RECORDS TO PROCESS ::

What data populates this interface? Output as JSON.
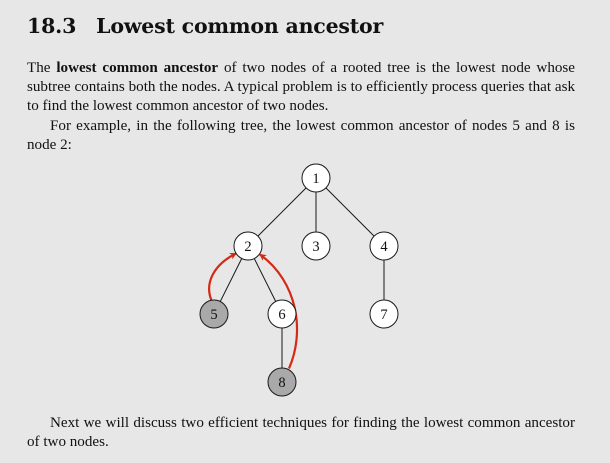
{
  "section": {
    "number": "18.3",
    "title": "Lowest common ancestor"
  },
  "paragraph1": {
    "before": "The ",
    "term": "lowest common ancestor",
    "after": " of two nodes of a rooted tree is the lowest node whose subtree contains both the nodes. A typical problem is to efficiently process queries that ask to find the lowest common ancestor of two nodes."
  },
  "paragraph2": "For example, in the following tree, the lowest common ancestor of nodes 5 and 8 is node 2:",
  "paragraph3": "Next we will discuss two efficient techniques for finding the lowest common ancestor of two nodes.",
  "tree": {
    "nodes": [
      {
        "id": "1",
        "highlighted": false
      },
      {
        "id": "2",
        "highlighted": false
      },
      {
        "id": "3",
        "highlighted": false
      },
      {
        "id": "4",
        "highlighted": false
      },
      {
        "id": "5",
        "highlighted": true
      },
      {
        "id": "6",
        "highlighted": false
      },
      {
        "id": "7",
        "highlighted": false
      },
      {
        "id": "8",
        "highlighted": true
      }
    ],
    "edges": [
      [
        "1",
        "2"
      ],
      [
        "1",
        "3"
      ],
      [
        "1",
        "4"
      ],
      [
        "2",
        "5"
      ],
      [
        "2",
        "6"
      ],
      [
        "4",
        "7"
      ],
      [
        "6",
        "8"
      ]
    ],
    "arrows": [
      {
        "from": "5",
        "to": "2"
      },
      {
        "from": "8",
        "to": "2"
      }
    ],
    "colors": {
      "highlight_fill": "#a9a9a9",
      "node_fill": "#ffffff",
      "stroke": "#1a1a1a",
      "arrow": "#d42a16"
    }
  }
}
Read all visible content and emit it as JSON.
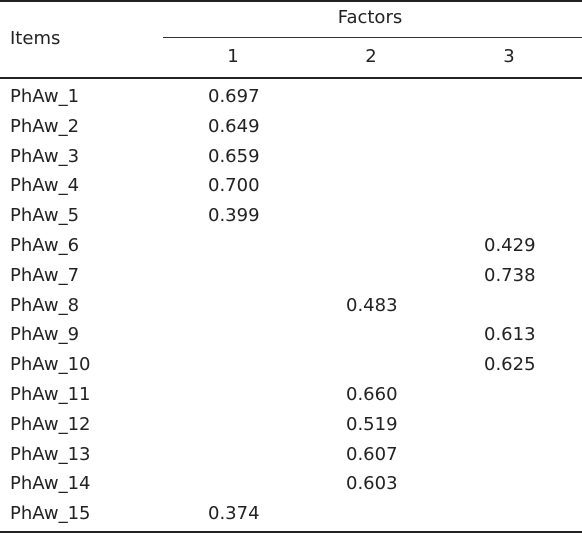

TO DO :: Return the lines of the records that include the string "ancestor".

COMPLETED EXERCISE ::
    "title": "Lowest common ancestor"
    "term": "lowest common ancestor",
    "after": " of two nodes of a rooted tree is the lowest node whose subtree contains both the nodes. A typical problem is to efficiently process queries that ask to find the lowest common ancestor of two nodes."
  "paragraph2": "For example, in the following tree, the lowest common ancestor of nodes 5 and 8 is node 2:",
  "paragraph3": "Next we will discuss two efficient techniques for finding the lowest common ancestor of two nodes.",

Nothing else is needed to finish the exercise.